表示テキスト ▸
▼
著作権はデフォルトでは著作者に帰属する。特定の条件を満たした場合だけ、著作権が法人に帰属するように定めたルールが著作権法第15条である。
(職務上作成する著作物の著作者) 第十五条 法人その他使用者(以下この条において「法人等」という。)の発意に基づきその法人等の業務に従事する者が職務上作成する著作物(プログラムの著作物を除く。)で、その法人等が自己の著作の名義の下に公表するものの著作者は、その作成の時における契約、勤務規則その他に別段の定めがない限り、その法人等とする。 2 法人等の発意に基づきその法人等の業務に従事する者が職務上作成するプログラムの著作物の著作者は、その作成の時における契約、勤務規則その他に別段の定めがない限り、その法人等とする。
▲
実施事項 ▸
[A] 著作権法第15条に関するテキストにおいて、第1項の括弧書きで対象から除外されている著作物は何か。
[B] 著作権法第15条に関するテキストを、その最後の文の後から書き継げ。

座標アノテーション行
▼
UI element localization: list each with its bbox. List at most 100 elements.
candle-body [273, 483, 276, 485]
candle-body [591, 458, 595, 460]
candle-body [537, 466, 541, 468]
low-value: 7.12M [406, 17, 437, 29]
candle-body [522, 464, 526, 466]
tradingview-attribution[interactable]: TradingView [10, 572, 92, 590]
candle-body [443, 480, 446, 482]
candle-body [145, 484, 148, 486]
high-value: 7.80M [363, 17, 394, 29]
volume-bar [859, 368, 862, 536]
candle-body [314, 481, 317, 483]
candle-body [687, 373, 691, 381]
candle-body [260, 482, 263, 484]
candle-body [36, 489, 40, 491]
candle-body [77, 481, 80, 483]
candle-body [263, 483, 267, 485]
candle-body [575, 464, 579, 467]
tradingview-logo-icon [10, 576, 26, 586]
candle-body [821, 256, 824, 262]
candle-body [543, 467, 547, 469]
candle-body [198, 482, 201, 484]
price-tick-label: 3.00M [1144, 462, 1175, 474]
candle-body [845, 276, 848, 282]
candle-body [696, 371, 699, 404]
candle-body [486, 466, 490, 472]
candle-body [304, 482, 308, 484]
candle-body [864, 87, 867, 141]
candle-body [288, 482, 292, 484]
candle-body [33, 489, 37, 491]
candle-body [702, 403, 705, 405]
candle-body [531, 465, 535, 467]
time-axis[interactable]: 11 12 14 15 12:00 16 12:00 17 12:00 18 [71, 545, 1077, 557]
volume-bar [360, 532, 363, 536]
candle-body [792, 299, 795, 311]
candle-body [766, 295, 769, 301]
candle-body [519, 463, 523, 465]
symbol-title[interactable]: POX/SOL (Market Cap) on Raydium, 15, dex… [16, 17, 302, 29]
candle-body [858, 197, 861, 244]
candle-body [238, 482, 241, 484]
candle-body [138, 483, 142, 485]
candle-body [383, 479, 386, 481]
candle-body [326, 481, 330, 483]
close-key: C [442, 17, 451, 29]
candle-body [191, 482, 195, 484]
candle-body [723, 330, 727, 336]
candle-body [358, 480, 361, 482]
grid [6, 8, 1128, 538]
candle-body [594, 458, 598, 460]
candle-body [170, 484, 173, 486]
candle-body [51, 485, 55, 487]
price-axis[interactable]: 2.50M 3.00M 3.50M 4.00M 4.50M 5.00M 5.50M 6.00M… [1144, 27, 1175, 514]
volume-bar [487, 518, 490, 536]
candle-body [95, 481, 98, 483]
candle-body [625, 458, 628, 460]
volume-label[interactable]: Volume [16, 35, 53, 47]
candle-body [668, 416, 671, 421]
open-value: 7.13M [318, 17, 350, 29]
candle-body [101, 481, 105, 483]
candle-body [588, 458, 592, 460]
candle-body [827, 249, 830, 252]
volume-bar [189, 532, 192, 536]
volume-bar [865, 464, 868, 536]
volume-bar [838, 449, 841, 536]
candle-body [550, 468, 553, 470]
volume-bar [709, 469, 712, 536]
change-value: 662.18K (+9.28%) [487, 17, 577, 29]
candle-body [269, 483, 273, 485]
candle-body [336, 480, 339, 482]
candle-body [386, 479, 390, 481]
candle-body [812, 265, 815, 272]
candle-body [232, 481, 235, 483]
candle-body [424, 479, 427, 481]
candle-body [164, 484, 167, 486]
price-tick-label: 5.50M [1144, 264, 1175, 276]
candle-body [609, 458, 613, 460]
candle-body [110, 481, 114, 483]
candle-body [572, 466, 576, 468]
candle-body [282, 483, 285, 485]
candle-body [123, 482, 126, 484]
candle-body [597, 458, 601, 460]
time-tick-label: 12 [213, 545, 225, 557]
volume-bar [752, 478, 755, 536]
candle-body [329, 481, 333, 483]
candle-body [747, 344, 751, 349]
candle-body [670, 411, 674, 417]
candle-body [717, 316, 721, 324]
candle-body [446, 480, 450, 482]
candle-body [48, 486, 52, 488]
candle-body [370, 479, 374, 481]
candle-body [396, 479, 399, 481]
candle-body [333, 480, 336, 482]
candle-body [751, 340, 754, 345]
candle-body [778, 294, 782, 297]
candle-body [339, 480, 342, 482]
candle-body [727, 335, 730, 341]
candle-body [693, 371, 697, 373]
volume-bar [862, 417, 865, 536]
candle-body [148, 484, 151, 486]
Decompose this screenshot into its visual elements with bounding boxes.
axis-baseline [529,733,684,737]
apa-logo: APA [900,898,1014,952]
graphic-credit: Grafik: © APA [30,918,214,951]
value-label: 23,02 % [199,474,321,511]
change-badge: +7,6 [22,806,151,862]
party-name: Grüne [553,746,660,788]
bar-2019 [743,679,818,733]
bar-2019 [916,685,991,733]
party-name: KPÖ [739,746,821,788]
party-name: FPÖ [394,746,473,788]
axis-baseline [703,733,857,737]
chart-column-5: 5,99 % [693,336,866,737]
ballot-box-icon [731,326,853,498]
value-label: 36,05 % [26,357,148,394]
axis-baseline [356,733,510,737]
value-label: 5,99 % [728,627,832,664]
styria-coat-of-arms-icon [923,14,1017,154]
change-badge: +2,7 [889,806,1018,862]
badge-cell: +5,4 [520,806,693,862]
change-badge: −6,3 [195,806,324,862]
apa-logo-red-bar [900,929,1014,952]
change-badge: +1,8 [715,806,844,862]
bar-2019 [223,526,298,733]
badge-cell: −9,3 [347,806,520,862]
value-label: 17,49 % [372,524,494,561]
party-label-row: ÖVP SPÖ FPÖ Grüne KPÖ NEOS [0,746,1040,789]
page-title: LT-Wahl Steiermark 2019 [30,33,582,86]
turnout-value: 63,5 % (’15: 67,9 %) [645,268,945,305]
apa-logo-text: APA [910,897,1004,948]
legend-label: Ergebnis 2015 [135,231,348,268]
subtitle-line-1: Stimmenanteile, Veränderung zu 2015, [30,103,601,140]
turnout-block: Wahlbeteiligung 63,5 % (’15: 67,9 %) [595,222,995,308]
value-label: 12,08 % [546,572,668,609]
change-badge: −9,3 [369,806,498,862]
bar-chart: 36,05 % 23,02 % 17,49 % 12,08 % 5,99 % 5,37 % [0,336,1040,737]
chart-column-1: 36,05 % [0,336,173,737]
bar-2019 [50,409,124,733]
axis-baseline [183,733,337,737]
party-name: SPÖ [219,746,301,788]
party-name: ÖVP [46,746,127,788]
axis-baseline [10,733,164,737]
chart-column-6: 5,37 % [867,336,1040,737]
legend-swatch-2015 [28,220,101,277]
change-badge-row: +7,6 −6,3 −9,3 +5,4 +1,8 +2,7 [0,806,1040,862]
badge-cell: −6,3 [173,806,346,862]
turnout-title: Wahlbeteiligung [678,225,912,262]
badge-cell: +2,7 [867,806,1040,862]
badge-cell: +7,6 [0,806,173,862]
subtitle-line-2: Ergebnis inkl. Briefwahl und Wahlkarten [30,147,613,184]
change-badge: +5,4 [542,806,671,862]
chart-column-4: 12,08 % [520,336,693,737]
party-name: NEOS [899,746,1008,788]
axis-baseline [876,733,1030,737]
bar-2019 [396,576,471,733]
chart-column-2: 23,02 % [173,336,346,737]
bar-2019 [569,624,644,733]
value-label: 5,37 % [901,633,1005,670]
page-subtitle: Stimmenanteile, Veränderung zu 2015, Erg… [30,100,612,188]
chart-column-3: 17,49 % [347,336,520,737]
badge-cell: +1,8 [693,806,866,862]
▲
出力 ▸
[A] プログラムの著作物である。

[B]
法律の条文は if(条件)then{効果}という形になっている。条件の部分を「法律要件」、効果の部分を「法律効果」と呼ぶ。 複数の法律要件がある場合はANDでつなぐので、全ての要件がTrueである場合に限り法律効果が発生する。
要件 15条1項
- 1: 法人等の発意に基づく
- 2: 法人等の業務に従事する者が作成する
- 3: 職務上作成する
- 4: プログラムの著作物以外の著作物である
- 5: 法人等が自己の著作の名義の下に公表する
- 6: その作成の時における契約、勤務規則その他に別段の定めがない 15条2項
- 1: 法人等の発意に基づく
- 2: 法人等の業務に従事する者が作成する
- 3: 職務上作成する
- 4: プログラムの著作物である
- 5: その作成の時における契約、勤務規則その他に別段の定めがない
効果
- 著作者が法人等になる
職務著作の例
- 世界一わかりやすい! プログラミングのしくみ 単行本 サイボウズ (著)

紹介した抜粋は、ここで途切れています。